# DATA PROVIDED
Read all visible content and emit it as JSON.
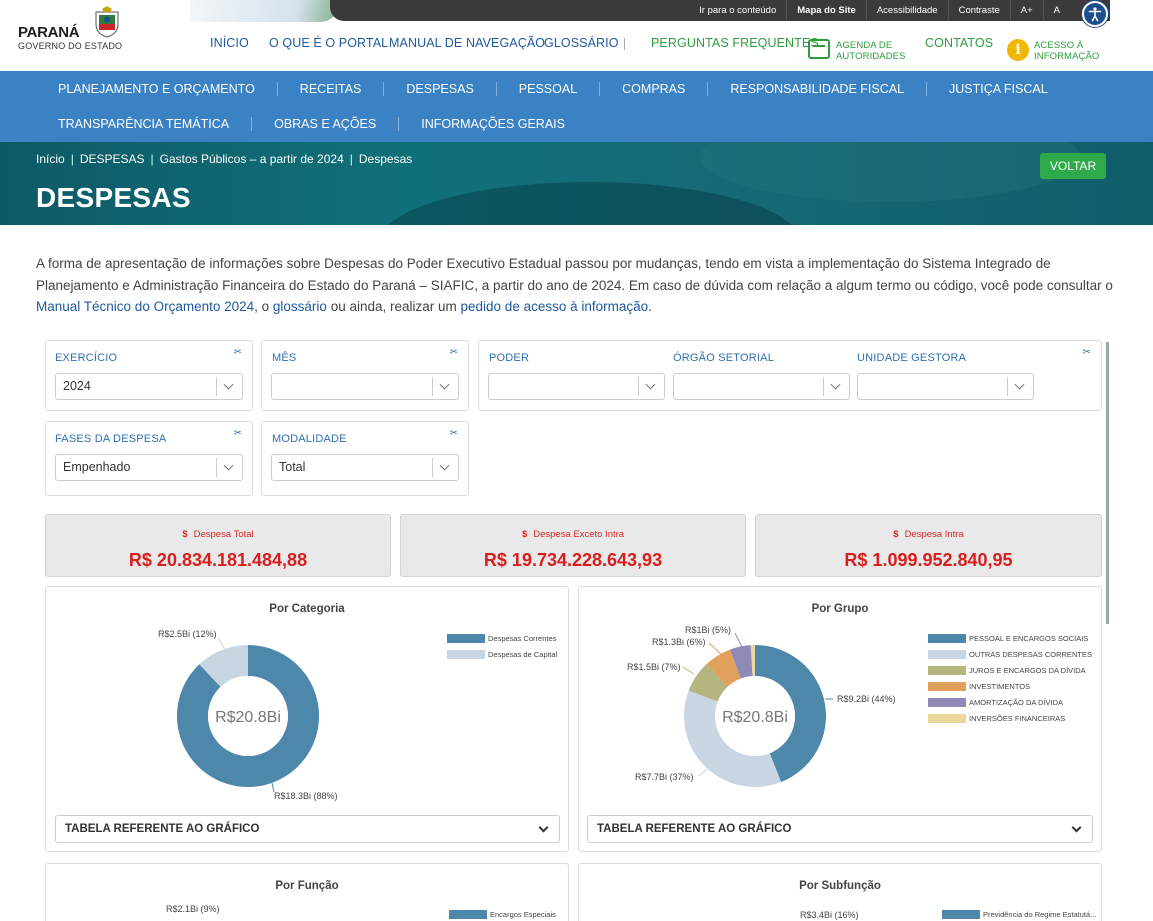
{
  "header": {
    "logo_brand": "PARANÁ",
    "logo_sub": "GOVERNO DO ESTADO",
    "utility_links": [
      "Ir para o conteúdo",
      "Mapa do Site",
      "Acessibilidade",
      "Contraste",
      "A+",
      "A"
    ],
    "main_nav": [
      "INÍCIO",
      "O QUE É O PORTAL",
      "MANUAL DE NAVEGAÇÃO",
      "GLOSSÁRIO"
    ],
    "faq": "PERGUNTAS FREQUENTES",
    "agenda_line1": "AGENDA DE",
    "agenda_line2": "AUTORIDADES",
    "contatos": "CONTATOS",
    "acesso_line1": "ACESSO À",
    "acesso_line2": "INFORMAÇÃO"
  },
  "menu": {
    "row1": [
      "PLANEJAMENTO E ORÇAMENTO",
      "RECEITAS",
      "DESPESAS",
      "PESSOAL",
      "COMPRAS",
      "RESPONSABILIDADE FISCAL",
      "JUSTIÇA FISCAL"
    ],
    "row2": [
      "TRANSPARÊNCIA TEMÁTICA",
      "OBRAS E AÇÕES",
      "INFORMAÇÕES GERAIS"
    ]
  },
  "breadcrumb": [
    "Início",
    "DESPESAS",
    "Gastos Públicos – a partir de 2024",
    "Despesas"
  ],
  "page_title": "DESPESAS",
  "voltar": "VOLTAR",
  "intro": {
    "text1": "A forma de apresentação de informações sobre Despesas do Poder Executivo Estadual passou por mudanças, tendo em vista a implementação do Sistema Integrado de Planejamento e Administração Financeira do Estado do Paraná – SIAFIC, a partir do ano de 2024. Em caso de dúvida com relação a algum termo ou código, você pode consultar o ",
    "link1": "Manual Técnico do Orçamento 2024",
    "text2": ", o ",
    "link2": "glossário",
    "text3": " ou ainda, realizar um ",
    "link3": "pedido de acesso à informação",
    "text4": "."
  },
  "filters": {
    "exercicio": {
      "label": "EXERCÍCIO",
      "value": "2024"
    },
    "mes": {
      "label": "MÊS",
      "value": ""
    },
    "poder": {
      "label": "PODER",
      "value": ""
    },
    "orgao": {
      "label": "ÓRGÃO SETORIAL",
      "value": ""
    },
    "unidade": {
      "label": "UNIDADE GESTORA",
      "value": ""
    },
    "fases": {
      "label": "FASES DA DESPESA",
      "value": "Empenhado"
    },
    "modalidade": {
      "label": "MODALIDADE",
      "value": "Total"
    }
  },
  "kpis": [
    {
      "label": "Despesa Total",
      "value": "R$ 20.834.181.484,88"
    },
    {
      "label": "Despesa Exceto Intra",
      "value": "R$ 19.734.228.643,93"
    },
    {
      "label": "Despesa Intra",
      "value": "R$ 1.099.952.840,95"
    }
  ],
  "accordion_label": "TABELA REFERENTE AO GRÁFICO",
  "chart_data": [
    {
      "type": "pie",
      "donut": true,
      "title": "Por Categoria",
      "center_label": "R$20.8Bi",
      "categories": [
        "Despesas Correntes",
        "Despesas de Capital"
      ],
      "values": [
        18.3,
        2.5
      ],
      "data_labels": [
        "R$18.3Bi (88%)",
        "R$2.5Bi (12%)"
      ],
      "colors": [
        "#4d87aa",
        "#c8d6e3"
      ],
      "legend": "top-right"
    },
    {
      "type": "pie",
      "donut": true,
      "title": "Por Grupo",
      "center_label": "R$20.8Bi",
      "categories": [
        "PESSOAL E ENCARGOS SOCIAIS",
        "OUTRAS DESPESAS CORRENTES",
        "JUROS E ENCARGOS DA DÍVIDA",
        "INVESTIMENTOS",
        "AMORTIZAÇÃO DA DÍVIDA",
        "INVERSÕES FINANCEIRAS"
      ],
      "values": [
        9.2,
        7.7,
        1.5,
        1.3,
        1.0,
        0.2
      ],
      "data_labels": [
        "R$9.2Bi (44%)",
        "R$7.7Bi (37%)",
        "R$1.5Bi (7%)",
        "R$1.3Bi (6%)",
        "R$1Bi (5%)",
        ""
      ],
      "colors": [
        "#4d87aa",
        "#c8d6e3",
        "#b5b67f",
        "#e1a15c",
        "#8f89b8",
        "#ecd79a"
      ],
      "legend": "top-right"
    },
    {
      "type": "pie",
      "title": "Por Função",
      "categories": [
        "Encargos Especiais"
      ],
      "data_labels": [
        "R$2.1Bi (9%)"
      ],
      "colors": [
        "#4d87aa"
      ]
    },
    {
      "type": "pie",
      "title": "Por Subfunção",
      "categories": [
        "Previdência do Regime Estatutá..."
      ],
      "data_labels": [
        "R$3.4Bi (16%)"
      ],
      "colors": [
        "#4d87aa"
      ]
    }
  ]
}
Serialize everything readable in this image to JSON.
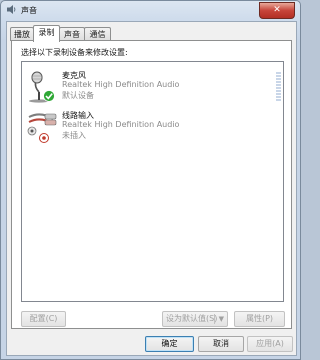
{
  "window": {
    "title": "声音",
    "close_label": "✕"
  },
  "tabs": [
    {
      "label": "播放",
      "active": false
    },
    {
      "label": "录制",
      "active": true
    },
    {
      "label": "声音",
      "active": false
    },
    {
      "label": "通信",
      "active": false
    }
  ],
  "prompt": "选择以下录制设备来修改设置:",
  "devices": [
    {
      "name": "麦克风",
      "driver": "Realtek High Definition Audio",
      "status": "默认设备",
      "icon": "microphone-icon",
      "badge": "default-check-icon"
    },
    {
      "name": "线路输入",
      "driver": "Realtek High Definition Audio",
      "status": "未插入",
      "icon": "line-in-jack-icon",
      "badge": "unplugged-icon"
    }
  ],
  "panel_buttons": {
    "configure": "配置(C)",
    "set_default": "设为默认值(S)",
    "set_default_arrow": "▼",
    "properties": "属性(P)"
  },
  "dialog_buttons": {
    "ok": "确定",
    "cancel": "取消",
    "apply": "应用(A)"
  },
  "colors": {
    "accent_check": "#2fa836",
    "close_red": "#c7453a",
    "badge_red": "#c0392b"
  }
}
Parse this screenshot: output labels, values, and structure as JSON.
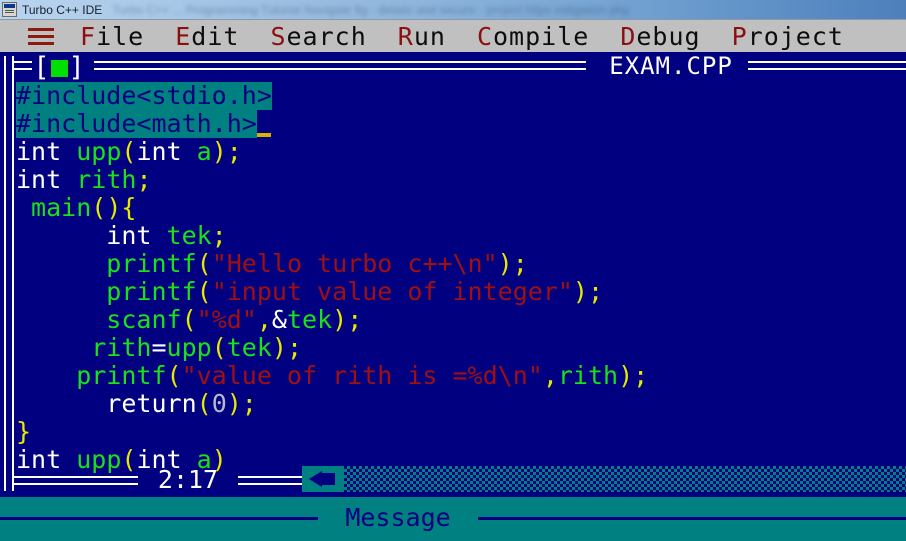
{
  "os_titlebar": {
    "icon": "window-app-icon",
    "title": "Turbo C++ IDE",
    "blurred_tail": "Turbo C++ ... Programming Tutorial Navigate fig - details and secure - project https mitigation php"
  },
  "menubar": {
    "hamburger_icon": "hamburger-menu-icon",
    "items": [
      {
        "hot": "F",
        "rest": "ile"
      },
      {
        "hot": "E",
        "rest": "dit"
      },
      {
        "hot": "S",
        "rest": "earch"
      },
      {
        "hot": "R",
        "rest": "un"
      },
      {
        "hot": "C",
        "rest": "ompile"
      },
      {
        "hot": "D",
        "rest": "ebug"
      },
      {
        "hot": "P",
        "rest": "roject"
      }
    ]
  },
  "editor": {
    "close_button": {
      "left_bracket": "[",
      "right_bracket": "]",
      "square_color": "#00e000"
    },
    "title": "EXAM.CPP",
    "status_position": "2:17",
    "scrollbar": {
      "left_arrow_icon": "scroll-left-arrow-icon"
    },
    "lines": [
      {
        "selected": true,
        "tokens": [
          {
            "t": "#include<stdio.h>",
            "c": "tok-pre"
          }
        ]
      },
      {
        "selected": true,
        "caret": true,
        "tokens": [
          {
            "t": "#include<math.h>",
            "c": "tok-pre"
          }
        ]
      },
      {
        "selected": false,
        "tokens": [
          {
            "t": "int ",
            "c": "tok-key"
          },
          {
            "t": "upp",
            "c": "tok-id"
          },
          {
            "t": "(",
            "c": "tok-punc"
          },
          {
            "t": "int ",
            "c": "tok-key"
          },
          {
            "t": "a",
            "c": "tok-id"
          },
          {
            "t": ");",
            "c": "tok-punc"
          }
        ]
      },
      {
        "selected": false,
        "tokens": [
          {
            "t": "int ",
            "c": "tok-key"
          },
          {
            "t": "rith",
            "c": "tok-id"
          },
          {
            "t": ";",
            "c": "tok-punc"
          }
        ]
      },
      {
        "selected": false,
        "tokens": [
          {
            "t": " main",
            "c": "tok-id"
          },
          {
            "t": "(){",
            "c": "tok-punc"
          }
        ]
      },
      {
        "selected": false,
        "tokens": [
          {
            "t": "      int ",
            "c": "tok-key"
          },
          {
            "t": "tek",
            "c": "tok-id"
          },
          {
            "t": ";",
            "c": "tok-punc"
          }
        ]
      },
      {
        "selected": false,
        "tokens": [
          {
            "t": "      printf",
            "c": "tok-id"
          },
          {
            "t": "(",
            "c": "tok-punc"
          },
          {
            "t": "\"Hello turbo c++\\n\"",
            "c": "tok-str"
          },
          {
            "t": ");",
            "c": "tok-punc"
          }
        ]
      },
      {
        "selected": false,
        "tokens": [
          {
            "t": "      printf",
            "c": "tok-id"
          },
          {
            "t": "(",
            "c": "tok-punc"
          },
          {
            "t": "\"input value of integer\"",
            "c": "tok-str"
          },
          {
            "t": ");",
            "c": "tok-punc"
          }
        ]
      },
      {
        "selected": false,
        "tokens": [
          {
            "t": "      scanf",
            "c": "tok-id"
          },
          {
            "t": "(",
            "c": "tok-punc"
          },
          {
            "t": "\"%d\"",
            "c": "tok-str"
          },
          {
            "t": ",",
            "c": "tok-punc"
          },
          {
            "t": "&",
            "c": "tok-op"
          },
          {
            "t": "tek",
            "c": "tok-id"
          },
          {
            "t": ");",
            "c": "tok-punc"
          }
        ]
      },
      {
        "selected": false,
        "tokens": [
          {
            "t": "     rith",
            "c": "tok-id"
          },
          {
            "t": "=",
            "c": "tok-op"
          },
          {
            "t": "upp",
            "c": "tok-id"
          },
          {
            "t": "(",
            "c": "tok-punc"
          },
          {
            "t": "tek",
            "c": "tok-id"
          },
          {
            "t": ");",
            "c": "tok-punc"
          }
        ]
      },
      {
        "selected": false,
        "tokens": [
          {
            "t": "    printf",
            "c": "tok-id"
          },
          {
            "t": "(",
            "c": "tok-punc"
          },
          {
            "t": "\"value of rith is =%d\\n\"",
            "c": "tok-str"
          },
          {
            "t": ",",
            "c": "tok-punc"
          },
          {
            "t": "rith",
            "c": "tok-id"
          },
          {
            "t": ");",
            "c": "tok-punc"
          }
        ]
      },
      {
        "selected": false,
        "tokens": [
          {
            "t": "      return",
            "c": "tok-key"
          },
          {
            "t": "(",
            "c": "tok-punc"
          },
          {
            "t": "0",
            "c": "tok-num"
          },
          {
            "t": ");",
            "c": "tok-punc"
          }
        ]
      },
      {
        "selected": false,
        "tokens": [
          {
            "t": "}",
            "c": "tok-punc"
          }
        ]
      },
      {
        "selected": false,
        "tokens": [
          {
            "t": "int ",
            "c": "tok-key"
          },
          {
            "t": "upp",
            "c": "tok-id"
          },
          {
            "t": "(",
            "c": "tok-punc"
          },
          {
            "t": "int ",
            "c": "tok-key"
          },
          {
            "t": "a",
            "c": "tok-id"
          },
          {
            "t": ")",
            "c": "tok-punc"
          }
        ]
      }
    ]
  },
  "message_window": {
    "title": "Message"
  }
}
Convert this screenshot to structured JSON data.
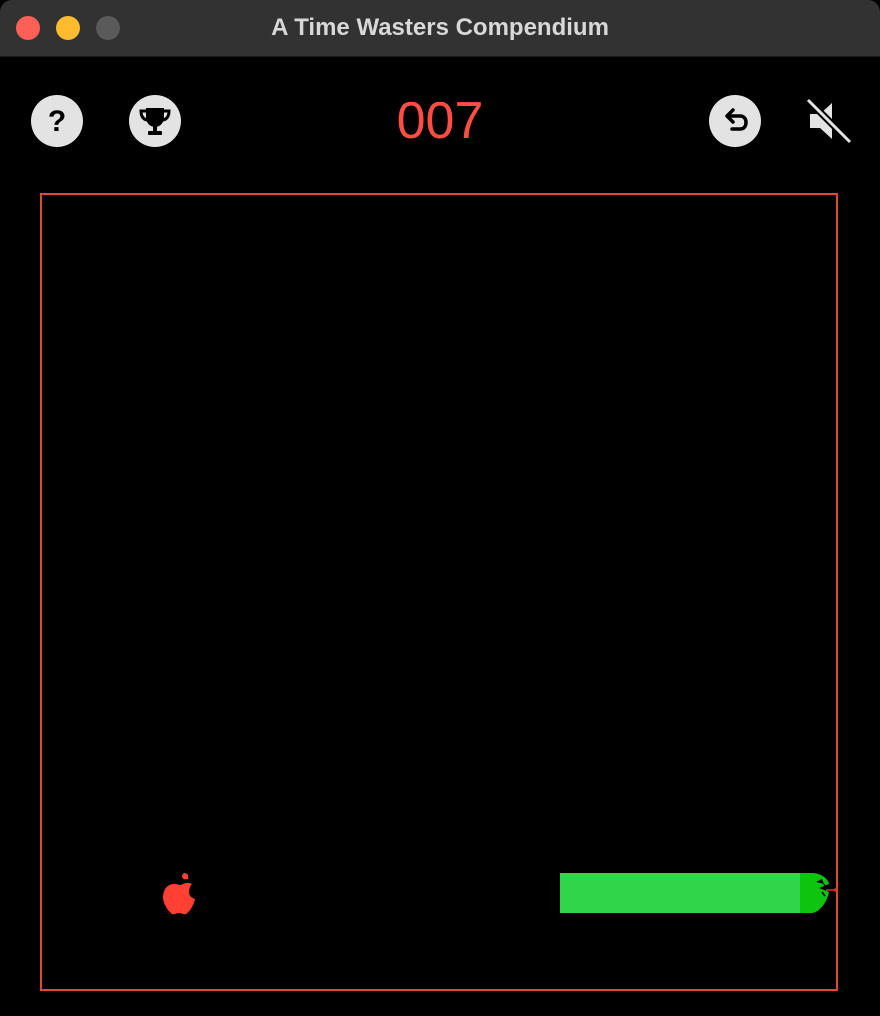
{
  "window": {
    "title": "A Time Wasters Compendium",
    "traffic_lights": [
      "close",
      "minimize",
      "zoom"
    ]
  },
  "toolbar": {
    "help_icon": "question-mark-icon",
    "trophy_icon": "trophy-icon",
    "score": "007",
    "undo_icon": "undo-arrow-icon",
    "sound_icon": "speaker-muted-icon"
  },
  "game": {
    "apple_icon": "red-apple-icon",
    "snake_head_icon": "snake-head-icon",
    "colors": {
      "score": "#ff4d44",
      "border": "#e0473d",
      "snake": "#30d54a",
      "apple": "#ff4033",
      "background": "#000000"
    }
  }
}
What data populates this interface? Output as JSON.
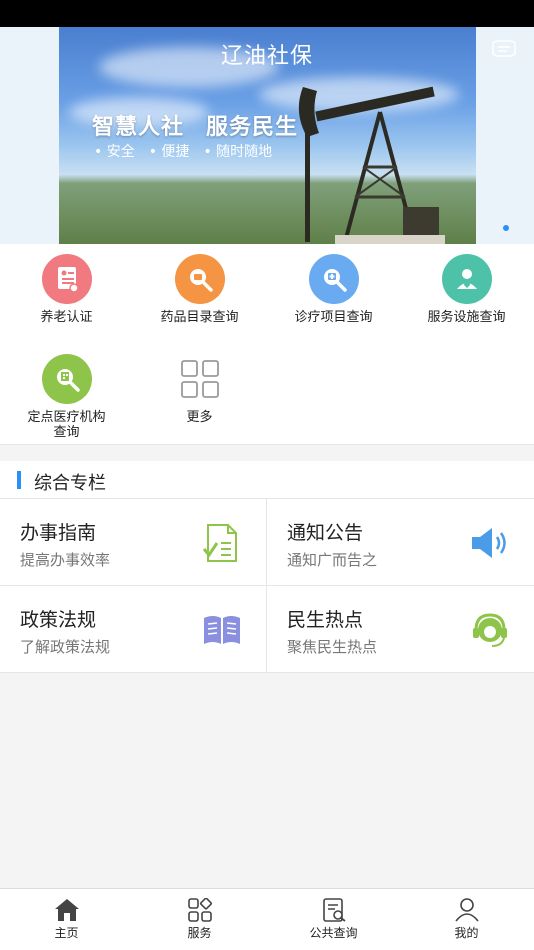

# WHAT IS ASKED
The copy should begin at the line containing "Convert this screenshot" and end at the last line of the data above; please restate those lines word for word without the pictures.

# TASK ANSWER
Convert this screenshot to structured JSON data.
{
  "window": {
    "title": "A Time Wasters Compendium",
    "traffic_lights": [
      "close",
      "minimize",
      "zoom"
    ]
  },
  "toolbar": {
    "help_icon": "question-mark-icon",
    "trophy_icon": "trophy-icon",
    "score": "007",
    "undo_icon": "undo-arrow-icon",
    "sound_icon": "speaker-muted-icon"
  },
  "game": {
    "apple_icon": "red-apple-icon",
    "snake_head_icon": "snake-head-icon",
    "colors": {
      "score": "#ff4d44",
      "border": "#e0473d",
      "snake": "#30d54a",
      "apple": "#ff4033",
      "background": "#000000"
    }
  }
}
What data populates this interface? Output as JSON.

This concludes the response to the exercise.